Can you repeat the data below word for word, line by line, and leave out the pictures?
** START OF DATA SHOWN **
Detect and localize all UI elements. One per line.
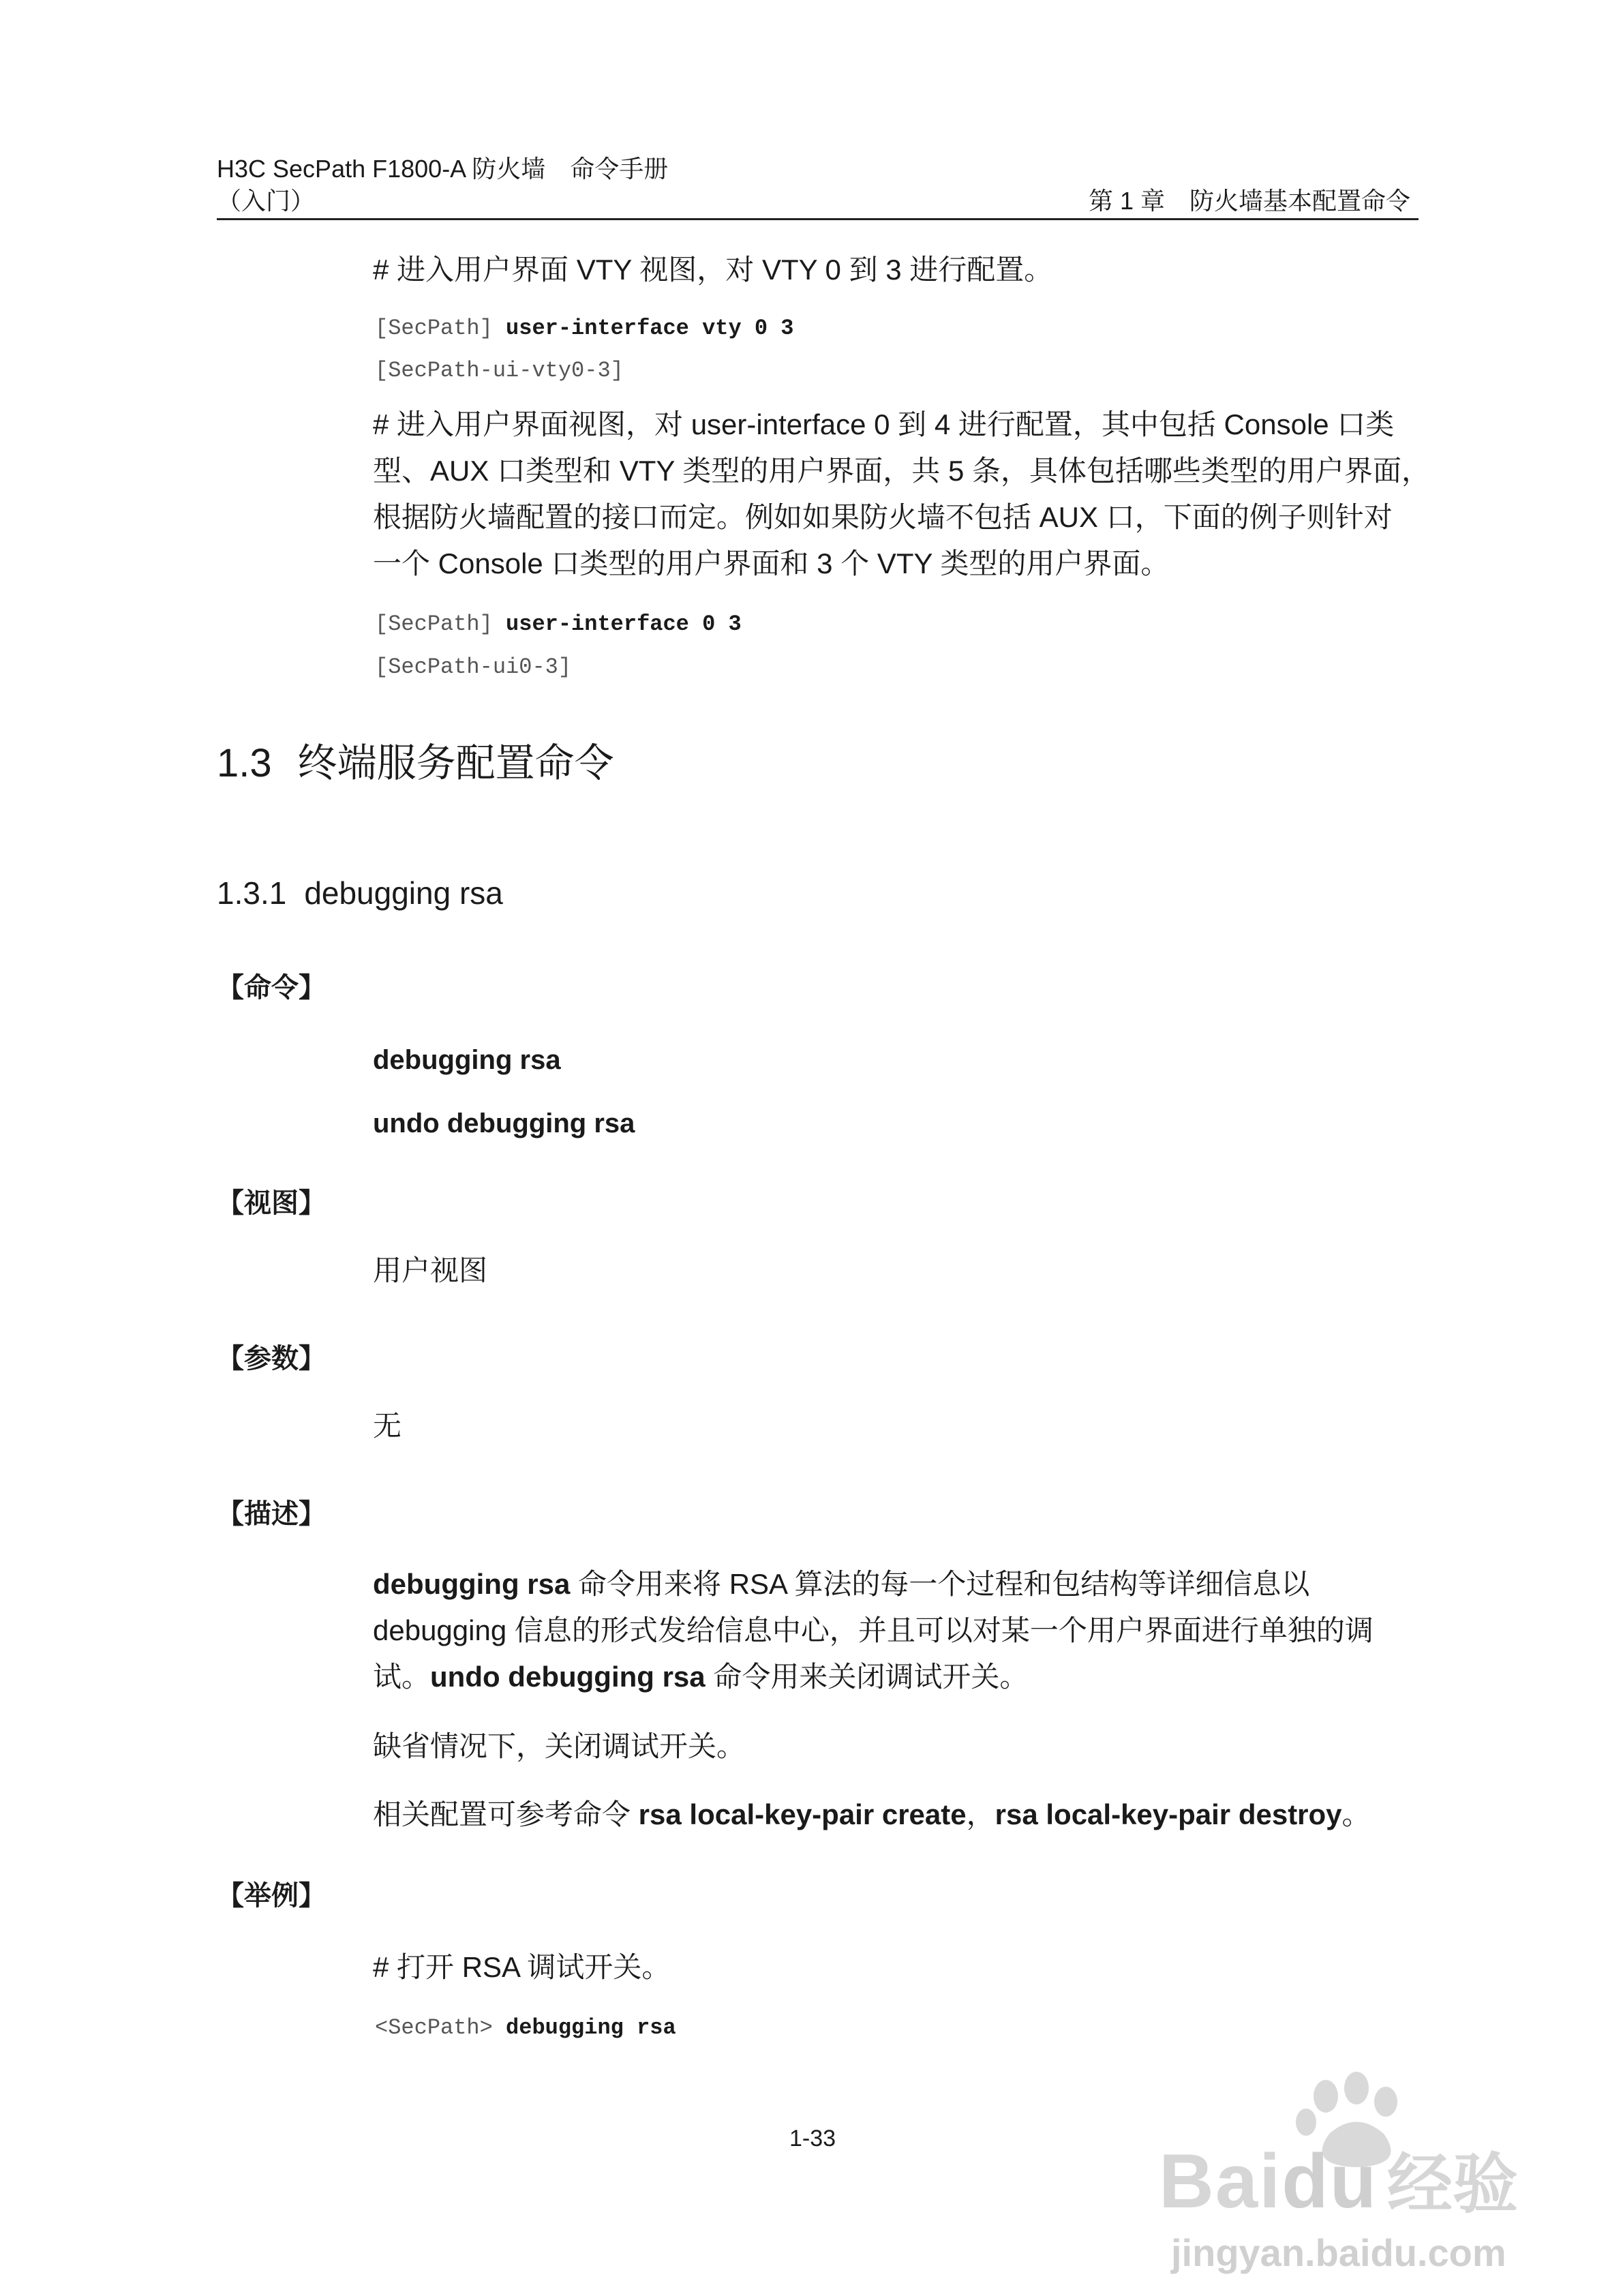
example-step: # 打开 RSA 调试开关。 [373,1951,671,1983]
command-2: undo debugging rsa [373,1108,635,1138]
code-prompt: <SecPath> [375,2015,506,2040]
code-command: user-interface vty 0 3 [506,316,794,341]
related-cmd-2: rsa local-key-pair destroy [995,1798,1342,1830]
params-value: 无 [373,1410,402,1442]
watermark-bai: Bai [1159,2139,1282,2224]
desc-text: ， [966,1798,995,1830]
section-number: 1.3 [217,741,272,785]
desc-line-2: debugging 信息的形式发给信息中心，并且可以对某一个用户界面进行单独的调 [373,1614,1374,1646]
code-command: user-interface 0 3 [506,611,742,637]
intro-step-2-line-1: # 进入用户界面视图，对 user-interface 0 到 4 进行配置，其中包括 Console 口类 [373,408,1395,440]
subsection-heading [217,874,503,912]
code-line-1 [375,315,794,342]
intro-step-2-line-2: 型、AUX 口类型和 VTY 类型的用户界面，共 5 条，具体包括哪些类型的用户界面， [373,455,1430,487]
desc-text: 。 [1341,1798,1371,1830]
command-label: 【命令】 [217,973,326,1003]
header-subtitle: （入门） [217,187,316,215]
section-title: 终端服务配置命令 [297,741,614,785]
header-rule [217,218,1419,220]
desc-text: 相关配置可参考命令 [373,1798,639,1830]
desc-label: 【描述】 [217,1499,326,1529]
watermark-label: 经验 [1387,2148,1518,2221]
code-command: debugging rsa [506,2015,676,2040]
header-chapter: 第 1 章 防火墙基本配置命令 [1089,187,1411,215]
section-heading [217,740,614,787]
desc-related [373,1792,1371,1838]
view-value: 用户视图 [373,1254,488,1286]
params-label: 【参数】 [217,1344,326,1374]
desc-cmd-bold: debugging rsa [373,1568,571,1600]
desc-cmd-bold: undo debugging rsa [430,1661,706,1693]
view-label: 【视图】 [217,1188,326,1218]
intro-step-1: # 进入用户界面 VTY 视图，对 VTY 0 到 3 进行配置。 [373,254,1053,286]
intro-step-2-line-3: 根据防火墙配置的接口而定。例如如果防火墙不包括 AUX 口，下面的例子则针对 [373,501,1393,533]
page-number: 1-33 [789,2126,836,2151]
example-code [375,2014,676,2042]
subsection-title: debugging rsa [304,875,503,911]
code-line-4: [SecPath-ui0-3] [375,654,572,680]
desc-text: 试。 [373,1661,431,1693]
desc-default: 缺省情况下，关闭调试开关。 [373,1730,746,1762]
desc-text: 命令用来关闭调试开关。 [705,1661,1029,1693]
intro-step-2-line-4: 一个 Console 口类型的用户界面和 3 个 VTY 类型的用户界面。 [373,547,1170,579]
desc-text: 命令用来将 RSA 算法的每一个过程和包结构等详细信息以 [570,1568,1310,1600]
code-line-2: [SecPath-ui-vty0-3] [375,358,624,383]
watermark-url: jingyan.baidu.com [1171,2231,1506,2274]
desc-line-3 [373,1654,1028,1700]
example-label: 【举例】 [217,1881,326,1911]
code-line-3 [375,611,742,638]
related-cmd-1: rsa local-key-pair create [638,1798,967,1830]
watermark-du: du [1281,2139,1378,2224]
header-title: H3C SecPath F1800-A 防火墙 命令手册 [217,155,669,183]
desc-line-1 [373,1561,1309,1607]
command-1: debugging rsa [373,1045,561,1075]
subsection-number: 1.3.1 [217,875,287,911]
code-prompt: [SecPath] [375,611,506,637]
baidu-watermark [1152,2069,1534,2274]
code-prompt: [SecPath] [375,316,506,341]
watermark-brand [1159,2141,1378,2222]
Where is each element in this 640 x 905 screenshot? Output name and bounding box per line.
** END OF DATA SHOWN **
● RESULT BELOW:
Detect and localize all UI elements. One per line.
example-step: # 打开 RSA 调试开关。 [373,1951,671,1983]
command-2: undo debugging rsa [373,1108,635,1138]
code-prompt: <SecPath> [375,2015,506,2040]
code-command: user-interface vty 0 3 [506,316,794,341]
related-cmd-2: rsa local-key-pair destroy [995,1798,1342,1830]
params-value: 无 [373,1410,402,1442]
watermark-bai: Bai [1159,2139,1282,2224]
desc-text: ， [966,1798,995,1830]
section-number: 1.3 [217,741,272,785]
desc-line-2: debugging 信息的形式发给信息中心，并且可以对某一个用户界面进行单独的调 [373,1614,1374,1646]
code-command: user-interface 0 3 [506,611,742,637]
intro-step-2-line-1: # 进入用户界面视图，对 user-interface 0 到 4 进行配置，其中包括 Console 口类 [373,408,1395,440]
subsection-heading [217,874,503,912]
code-line-1 [375,315,794,342]
intro-step-2-line-2: 型、AUX 口类型和 VTY 类型的用户界面，共 5 条，具体包括哪些类型的用户界面， [373,455,1430,487]
desc-text: 。 [1341,1798,1371,1830]
command-label: 【命令】 [217,973,326,1003]
header-subtitle: （入门） [217,187,316,215]
section-title: 终端服务配置命令 [297,741,614,785]
header-rule [217,218,1419,220]
desc-text: 相关配置可参考命令 [373,1798,639,1830]
desc-label: 【描述】 [217,1499,326,1529]
watermark-label: 经验 [1387,2148,1518,2221]
code-command: debugging rsa [506,2015,676,2040]
header-chapter: 第 1 章 防火墙基本配置命令 [1089,187,1411,215]
section-heading [217,740,614,787]
desc-related [373,1792,1371,1838]
view-value: 用户视图 [373,1254,488,1286]
params-label: 【参数】 [217,1344,326,1374]
desc-cmd-bold: debugging rsa [373,1568,571,1600]
desc-cmd-bold: undo debugging rsa [430,1661,706,1693]
view-label: 【视图】 [217,1188,326,1218]
intro-step-1: # 进入用户界面 VTY 视图，对 VTY 0 到 3 进行配置。 [373,254,1053,286]
intro-step-2-line-3: 根据防火墙配置的接口而定。例如如果防火墙不包括 AUX 口，下面的例子则针对 [373,501,1393,533]
page-number: 1-33 [789,2126,836,2151]
example-code [375,2014,676,2042]
subsection-title: debugging rsa [304,875,503,911]
code-line-4: [SecPath-ui0-3] [375,654,572,680]
desc-text: 试。 [373,1661,431,1693]
desc-default: 缺省情况下，关闭调试开关。 [373,1730,746,1762]
desc-text: 命令用来关闭调试开关。 [705,1661,1029,1693]
intro-step-2-line-4: 一个 Console 口类型的用户界面和 3 个 VTY 类型的用户界面。 [373,547,1170,579]
desc-text: 命令用来将 RSA 算法的每一个过程和包结构等详细信息以 [570,1568,1310,1600]
code-line-2: [SecPath-ui-vty0-3] [375,358,624,383]
watermark-url: jingyan.baidu.com [1171,2231,1506,2274]
desc-line-3 [373,1654,1028,1700]
example-label: 【举例】 [217,1881,326,1911]
code-line-3 [375,611,742,638]
related-cmd-1: rsa local-key-pair create [638,1798,967,1830]
watermark-du: du [1281,2139,1378,2224]
header-title: H3C SecPath F1800-A 防火墙 命令手册 [217,155,669,183]
desc-line-1 [373,1561,1309,1607]
command-1: debugging rsa [373,1045,561,1075]
subsection-number: 1.3.1 [217,875,287,911]
code-prompt: [SecPath] [375,611,506,637]
baidu-watermark [1152,2069,1534,2274]
code-prompt: [SecPath] [375,316,506,341]
watermark-brand [1159,2141,1378,2222]
Where is each element in this 640 x 905 screenshot? Output name and bounding box per line.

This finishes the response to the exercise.